### [GIVEN DATA]
........

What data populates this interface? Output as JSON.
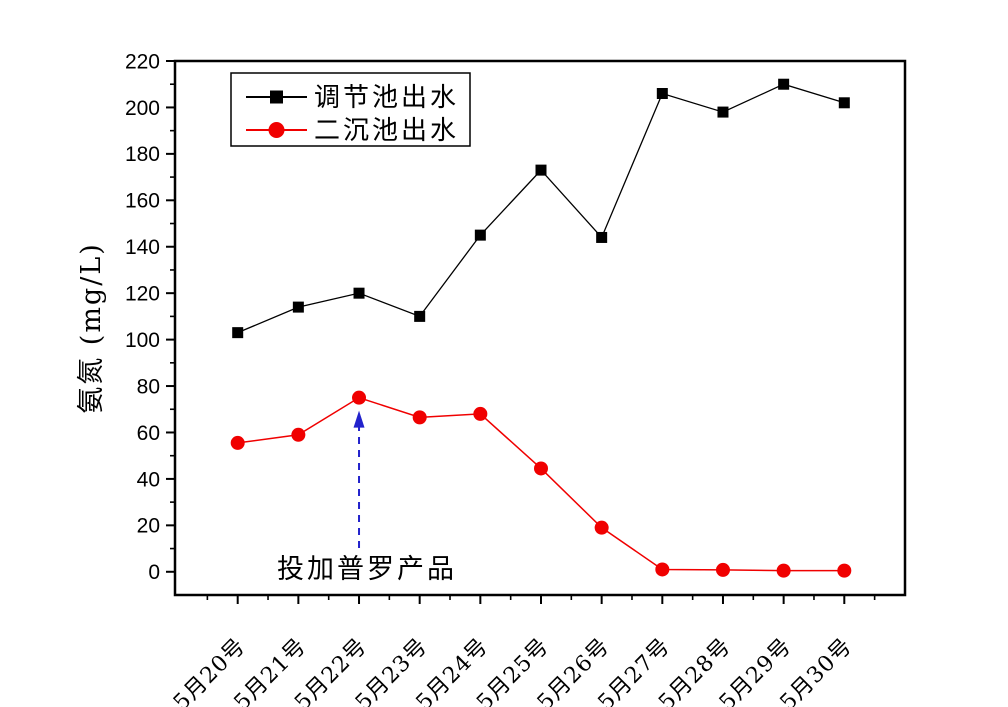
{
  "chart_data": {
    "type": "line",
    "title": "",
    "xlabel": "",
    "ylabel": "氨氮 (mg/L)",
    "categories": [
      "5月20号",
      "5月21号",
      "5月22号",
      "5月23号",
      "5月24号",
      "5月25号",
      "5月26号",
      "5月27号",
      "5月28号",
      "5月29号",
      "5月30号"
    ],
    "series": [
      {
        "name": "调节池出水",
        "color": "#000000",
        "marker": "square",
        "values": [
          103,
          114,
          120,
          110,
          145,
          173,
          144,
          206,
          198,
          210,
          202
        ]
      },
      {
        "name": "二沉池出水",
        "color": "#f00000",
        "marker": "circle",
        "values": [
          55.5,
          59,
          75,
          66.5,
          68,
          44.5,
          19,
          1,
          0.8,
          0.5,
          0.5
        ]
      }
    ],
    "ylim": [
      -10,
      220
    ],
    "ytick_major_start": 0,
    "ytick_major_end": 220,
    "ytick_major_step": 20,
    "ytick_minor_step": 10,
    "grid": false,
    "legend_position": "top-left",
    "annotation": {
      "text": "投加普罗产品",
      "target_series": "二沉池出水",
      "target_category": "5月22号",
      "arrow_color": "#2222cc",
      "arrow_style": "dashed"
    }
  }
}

........

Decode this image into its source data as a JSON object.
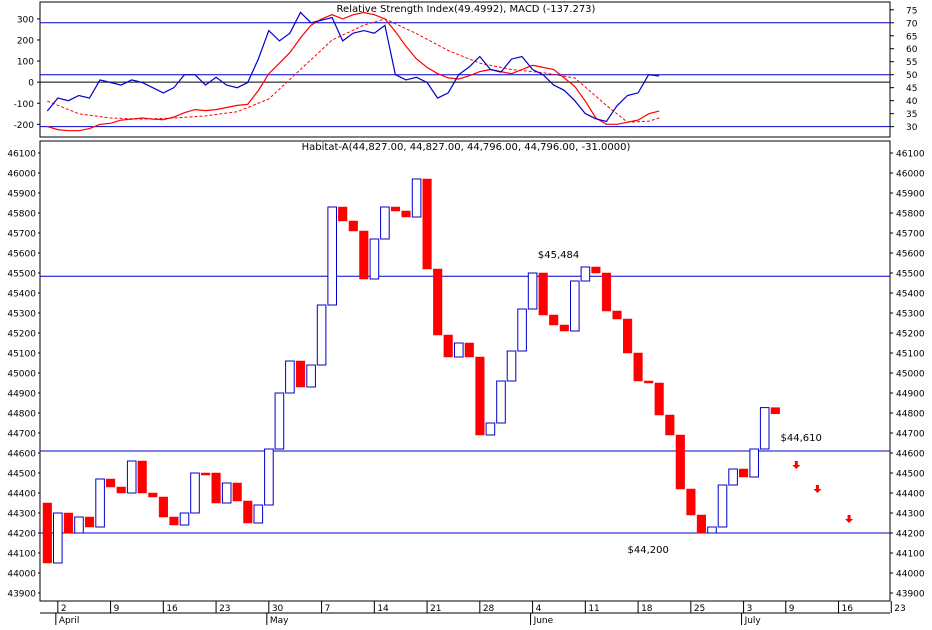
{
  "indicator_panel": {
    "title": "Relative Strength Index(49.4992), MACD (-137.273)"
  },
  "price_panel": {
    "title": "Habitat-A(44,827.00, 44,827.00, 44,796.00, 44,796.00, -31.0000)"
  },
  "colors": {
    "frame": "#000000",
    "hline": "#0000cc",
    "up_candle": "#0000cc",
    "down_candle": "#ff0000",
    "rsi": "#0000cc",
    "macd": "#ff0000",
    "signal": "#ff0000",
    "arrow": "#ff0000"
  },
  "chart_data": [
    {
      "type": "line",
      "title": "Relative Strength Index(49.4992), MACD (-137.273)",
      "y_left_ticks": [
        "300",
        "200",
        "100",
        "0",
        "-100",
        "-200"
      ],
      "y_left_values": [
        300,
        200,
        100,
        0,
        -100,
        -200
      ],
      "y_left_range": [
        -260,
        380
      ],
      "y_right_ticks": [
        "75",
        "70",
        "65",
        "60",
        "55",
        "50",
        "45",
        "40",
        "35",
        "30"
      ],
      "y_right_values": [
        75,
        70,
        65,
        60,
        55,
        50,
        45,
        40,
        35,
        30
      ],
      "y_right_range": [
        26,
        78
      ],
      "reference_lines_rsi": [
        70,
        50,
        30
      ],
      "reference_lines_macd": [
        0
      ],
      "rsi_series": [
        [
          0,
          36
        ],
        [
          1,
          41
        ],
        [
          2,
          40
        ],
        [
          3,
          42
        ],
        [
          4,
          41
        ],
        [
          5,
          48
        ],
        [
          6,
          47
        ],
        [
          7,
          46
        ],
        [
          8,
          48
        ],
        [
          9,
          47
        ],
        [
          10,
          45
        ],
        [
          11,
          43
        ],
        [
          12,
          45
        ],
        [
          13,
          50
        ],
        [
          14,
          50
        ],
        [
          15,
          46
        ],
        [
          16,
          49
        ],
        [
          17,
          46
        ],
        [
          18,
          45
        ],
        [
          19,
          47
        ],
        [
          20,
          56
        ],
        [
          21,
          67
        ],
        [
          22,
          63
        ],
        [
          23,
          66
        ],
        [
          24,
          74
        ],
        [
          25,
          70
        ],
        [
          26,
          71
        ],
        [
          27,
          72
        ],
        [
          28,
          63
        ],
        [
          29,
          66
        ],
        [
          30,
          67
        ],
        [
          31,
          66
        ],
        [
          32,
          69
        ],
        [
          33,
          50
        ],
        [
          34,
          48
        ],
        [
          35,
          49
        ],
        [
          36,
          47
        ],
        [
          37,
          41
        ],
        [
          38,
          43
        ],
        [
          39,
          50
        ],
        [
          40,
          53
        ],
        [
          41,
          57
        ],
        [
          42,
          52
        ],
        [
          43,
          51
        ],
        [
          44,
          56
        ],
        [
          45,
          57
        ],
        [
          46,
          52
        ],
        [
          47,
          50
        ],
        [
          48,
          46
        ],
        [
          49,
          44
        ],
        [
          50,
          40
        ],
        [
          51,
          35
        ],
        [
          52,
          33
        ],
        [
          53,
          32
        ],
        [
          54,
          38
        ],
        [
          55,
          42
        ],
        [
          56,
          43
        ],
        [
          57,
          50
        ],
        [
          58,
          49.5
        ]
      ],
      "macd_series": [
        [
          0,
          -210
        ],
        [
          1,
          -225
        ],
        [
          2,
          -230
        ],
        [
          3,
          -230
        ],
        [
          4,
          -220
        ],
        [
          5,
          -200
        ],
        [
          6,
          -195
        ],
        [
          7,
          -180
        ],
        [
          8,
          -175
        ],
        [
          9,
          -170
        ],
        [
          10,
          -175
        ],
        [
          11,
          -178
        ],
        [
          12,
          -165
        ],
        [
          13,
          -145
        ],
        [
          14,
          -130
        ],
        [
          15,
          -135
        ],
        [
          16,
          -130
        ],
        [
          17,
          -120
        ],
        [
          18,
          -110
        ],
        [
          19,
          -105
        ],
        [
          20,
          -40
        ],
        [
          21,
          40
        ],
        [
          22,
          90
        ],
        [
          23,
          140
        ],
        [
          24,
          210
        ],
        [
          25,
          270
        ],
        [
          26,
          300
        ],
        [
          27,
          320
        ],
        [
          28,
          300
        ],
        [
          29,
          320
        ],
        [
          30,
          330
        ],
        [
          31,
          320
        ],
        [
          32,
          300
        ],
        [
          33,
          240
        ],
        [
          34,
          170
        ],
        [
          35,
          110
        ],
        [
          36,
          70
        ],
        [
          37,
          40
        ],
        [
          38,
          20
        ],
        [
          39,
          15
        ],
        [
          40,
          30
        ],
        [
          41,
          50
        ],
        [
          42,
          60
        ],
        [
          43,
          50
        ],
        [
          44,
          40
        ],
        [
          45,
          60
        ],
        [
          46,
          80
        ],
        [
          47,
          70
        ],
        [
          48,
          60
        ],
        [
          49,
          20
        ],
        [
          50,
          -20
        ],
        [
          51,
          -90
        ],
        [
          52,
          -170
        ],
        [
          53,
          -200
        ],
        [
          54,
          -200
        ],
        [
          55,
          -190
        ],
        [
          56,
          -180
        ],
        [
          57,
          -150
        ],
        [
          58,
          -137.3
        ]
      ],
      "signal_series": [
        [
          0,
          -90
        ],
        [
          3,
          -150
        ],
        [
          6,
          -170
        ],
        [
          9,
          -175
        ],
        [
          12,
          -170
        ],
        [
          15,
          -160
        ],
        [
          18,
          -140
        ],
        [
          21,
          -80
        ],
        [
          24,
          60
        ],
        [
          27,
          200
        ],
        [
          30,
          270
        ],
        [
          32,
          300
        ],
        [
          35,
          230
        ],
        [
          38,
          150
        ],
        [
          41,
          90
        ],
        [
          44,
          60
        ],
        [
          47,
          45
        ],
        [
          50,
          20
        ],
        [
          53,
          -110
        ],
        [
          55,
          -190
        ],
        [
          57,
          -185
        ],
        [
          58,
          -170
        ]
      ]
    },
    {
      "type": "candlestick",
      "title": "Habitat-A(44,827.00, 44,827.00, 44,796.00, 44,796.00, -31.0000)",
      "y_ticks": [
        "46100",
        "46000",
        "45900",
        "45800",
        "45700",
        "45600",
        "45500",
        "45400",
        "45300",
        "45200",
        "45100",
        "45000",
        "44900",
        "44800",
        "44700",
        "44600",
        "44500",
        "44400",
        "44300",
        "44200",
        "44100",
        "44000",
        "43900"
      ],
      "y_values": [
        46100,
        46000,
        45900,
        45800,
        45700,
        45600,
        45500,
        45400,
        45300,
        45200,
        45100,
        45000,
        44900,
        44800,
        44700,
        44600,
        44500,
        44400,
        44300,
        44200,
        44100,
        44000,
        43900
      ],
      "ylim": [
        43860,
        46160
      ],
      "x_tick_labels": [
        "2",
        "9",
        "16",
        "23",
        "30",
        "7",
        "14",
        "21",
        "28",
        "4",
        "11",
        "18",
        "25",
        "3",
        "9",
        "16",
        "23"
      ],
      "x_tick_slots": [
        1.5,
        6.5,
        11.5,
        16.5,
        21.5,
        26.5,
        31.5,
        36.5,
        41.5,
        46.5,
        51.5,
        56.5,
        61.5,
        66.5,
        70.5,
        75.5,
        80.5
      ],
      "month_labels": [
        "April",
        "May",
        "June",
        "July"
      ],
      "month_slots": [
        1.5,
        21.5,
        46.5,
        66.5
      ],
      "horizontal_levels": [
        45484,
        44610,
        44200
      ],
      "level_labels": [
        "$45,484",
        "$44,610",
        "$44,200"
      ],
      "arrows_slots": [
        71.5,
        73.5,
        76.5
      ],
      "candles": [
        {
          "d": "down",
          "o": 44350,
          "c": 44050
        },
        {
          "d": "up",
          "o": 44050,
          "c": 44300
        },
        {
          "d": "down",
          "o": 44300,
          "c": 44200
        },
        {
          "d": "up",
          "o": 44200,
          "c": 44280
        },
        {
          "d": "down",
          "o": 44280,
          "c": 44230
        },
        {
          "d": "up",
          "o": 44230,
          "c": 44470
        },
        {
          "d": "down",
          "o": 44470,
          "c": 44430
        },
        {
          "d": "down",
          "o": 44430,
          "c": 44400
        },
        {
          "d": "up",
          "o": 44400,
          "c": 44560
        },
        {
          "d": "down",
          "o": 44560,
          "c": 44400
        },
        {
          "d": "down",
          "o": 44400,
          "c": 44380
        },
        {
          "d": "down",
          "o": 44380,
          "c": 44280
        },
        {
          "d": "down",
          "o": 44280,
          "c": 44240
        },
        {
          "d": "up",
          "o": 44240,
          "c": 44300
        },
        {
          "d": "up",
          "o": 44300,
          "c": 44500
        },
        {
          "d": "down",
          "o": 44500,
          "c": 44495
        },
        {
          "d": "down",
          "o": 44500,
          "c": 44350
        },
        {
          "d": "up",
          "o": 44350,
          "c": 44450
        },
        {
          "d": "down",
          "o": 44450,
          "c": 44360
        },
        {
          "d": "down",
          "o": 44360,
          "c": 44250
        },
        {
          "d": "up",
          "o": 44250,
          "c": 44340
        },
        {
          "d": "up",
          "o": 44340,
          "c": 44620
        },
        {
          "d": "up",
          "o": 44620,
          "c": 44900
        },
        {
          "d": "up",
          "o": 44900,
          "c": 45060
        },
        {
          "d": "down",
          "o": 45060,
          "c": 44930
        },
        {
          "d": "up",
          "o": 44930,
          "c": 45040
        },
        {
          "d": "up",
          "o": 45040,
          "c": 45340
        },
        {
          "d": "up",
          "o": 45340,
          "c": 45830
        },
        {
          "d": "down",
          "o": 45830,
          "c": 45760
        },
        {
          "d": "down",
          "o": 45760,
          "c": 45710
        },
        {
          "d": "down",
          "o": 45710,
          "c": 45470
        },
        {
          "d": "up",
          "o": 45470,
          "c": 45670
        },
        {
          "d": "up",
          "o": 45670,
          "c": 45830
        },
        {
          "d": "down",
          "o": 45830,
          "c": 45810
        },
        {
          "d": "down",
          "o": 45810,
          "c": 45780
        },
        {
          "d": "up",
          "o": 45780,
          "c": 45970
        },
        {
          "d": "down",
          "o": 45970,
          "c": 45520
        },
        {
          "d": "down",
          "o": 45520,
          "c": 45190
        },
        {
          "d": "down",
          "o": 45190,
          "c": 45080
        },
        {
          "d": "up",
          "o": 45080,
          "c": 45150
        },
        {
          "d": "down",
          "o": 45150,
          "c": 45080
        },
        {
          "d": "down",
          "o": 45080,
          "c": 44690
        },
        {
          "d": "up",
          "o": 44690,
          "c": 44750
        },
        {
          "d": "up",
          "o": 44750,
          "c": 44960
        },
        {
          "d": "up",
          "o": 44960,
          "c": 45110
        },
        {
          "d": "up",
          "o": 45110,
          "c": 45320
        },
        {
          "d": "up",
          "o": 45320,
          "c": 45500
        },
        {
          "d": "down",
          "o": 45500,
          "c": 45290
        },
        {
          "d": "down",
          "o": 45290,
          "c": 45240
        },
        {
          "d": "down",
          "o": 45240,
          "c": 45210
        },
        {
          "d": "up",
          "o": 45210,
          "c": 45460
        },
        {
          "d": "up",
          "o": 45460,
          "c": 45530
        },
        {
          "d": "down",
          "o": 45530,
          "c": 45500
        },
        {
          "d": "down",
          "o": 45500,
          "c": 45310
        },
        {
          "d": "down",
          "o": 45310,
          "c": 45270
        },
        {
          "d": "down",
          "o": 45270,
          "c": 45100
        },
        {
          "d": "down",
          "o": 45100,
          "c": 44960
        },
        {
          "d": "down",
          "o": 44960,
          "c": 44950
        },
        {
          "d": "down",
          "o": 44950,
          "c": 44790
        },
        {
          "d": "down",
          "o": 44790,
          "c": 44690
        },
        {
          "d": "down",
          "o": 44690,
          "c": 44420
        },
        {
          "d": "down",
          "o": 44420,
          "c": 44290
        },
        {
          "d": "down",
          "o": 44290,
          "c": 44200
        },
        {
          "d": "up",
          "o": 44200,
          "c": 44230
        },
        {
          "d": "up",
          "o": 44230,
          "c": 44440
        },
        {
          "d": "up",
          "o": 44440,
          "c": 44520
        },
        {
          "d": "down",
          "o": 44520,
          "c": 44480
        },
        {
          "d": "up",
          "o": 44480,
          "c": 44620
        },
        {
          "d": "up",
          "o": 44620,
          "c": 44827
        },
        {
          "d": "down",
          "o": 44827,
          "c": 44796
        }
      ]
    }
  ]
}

........

### [WHAT TO DO]
Count the lines in the records above that contain the word "Index", and reply with only that number.

### [CORRECT RESPONSE]
2